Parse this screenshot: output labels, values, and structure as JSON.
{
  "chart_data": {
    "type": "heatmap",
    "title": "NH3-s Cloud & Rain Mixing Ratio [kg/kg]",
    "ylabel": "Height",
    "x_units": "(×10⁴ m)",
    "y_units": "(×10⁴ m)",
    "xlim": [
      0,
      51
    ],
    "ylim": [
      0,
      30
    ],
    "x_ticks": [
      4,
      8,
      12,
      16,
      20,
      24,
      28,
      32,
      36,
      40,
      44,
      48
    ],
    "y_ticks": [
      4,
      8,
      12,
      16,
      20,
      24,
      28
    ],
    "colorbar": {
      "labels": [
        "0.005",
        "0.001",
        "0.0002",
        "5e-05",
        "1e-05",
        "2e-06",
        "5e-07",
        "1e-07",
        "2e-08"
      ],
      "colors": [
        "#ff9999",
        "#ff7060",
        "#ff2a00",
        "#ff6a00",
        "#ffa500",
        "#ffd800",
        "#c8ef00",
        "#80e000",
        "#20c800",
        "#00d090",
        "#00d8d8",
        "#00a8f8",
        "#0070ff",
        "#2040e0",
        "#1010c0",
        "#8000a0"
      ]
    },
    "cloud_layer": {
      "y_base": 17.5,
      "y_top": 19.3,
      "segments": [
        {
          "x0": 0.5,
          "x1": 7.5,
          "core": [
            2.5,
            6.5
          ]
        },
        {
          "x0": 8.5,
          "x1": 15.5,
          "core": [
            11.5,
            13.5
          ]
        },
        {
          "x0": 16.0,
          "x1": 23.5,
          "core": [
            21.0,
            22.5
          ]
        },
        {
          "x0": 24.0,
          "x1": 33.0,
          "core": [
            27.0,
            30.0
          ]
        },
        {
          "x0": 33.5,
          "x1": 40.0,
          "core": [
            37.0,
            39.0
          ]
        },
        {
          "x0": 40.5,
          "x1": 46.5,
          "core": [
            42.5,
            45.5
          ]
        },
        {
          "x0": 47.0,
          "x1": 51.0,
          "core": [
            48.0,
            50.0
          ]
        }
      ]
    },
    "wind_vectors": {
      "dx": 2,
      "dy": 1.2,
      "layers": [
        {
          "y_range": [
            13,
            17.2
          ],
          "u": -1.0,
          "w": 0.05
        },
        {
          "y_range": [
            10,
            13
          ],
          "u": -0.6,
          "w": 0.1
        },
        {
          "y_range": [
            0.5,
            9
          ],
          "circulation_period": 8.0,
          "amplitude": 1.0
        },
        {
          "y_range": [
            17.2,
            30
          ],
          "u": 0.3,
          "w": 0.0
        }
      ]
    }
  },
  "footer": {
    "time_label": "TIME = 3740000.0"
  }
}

[Written task] Collect each line of the entries that has the word "labels", copying it in full.

[Task response]
Parse this screenshot: output labels, values, and structure as JSON.
      "labels": [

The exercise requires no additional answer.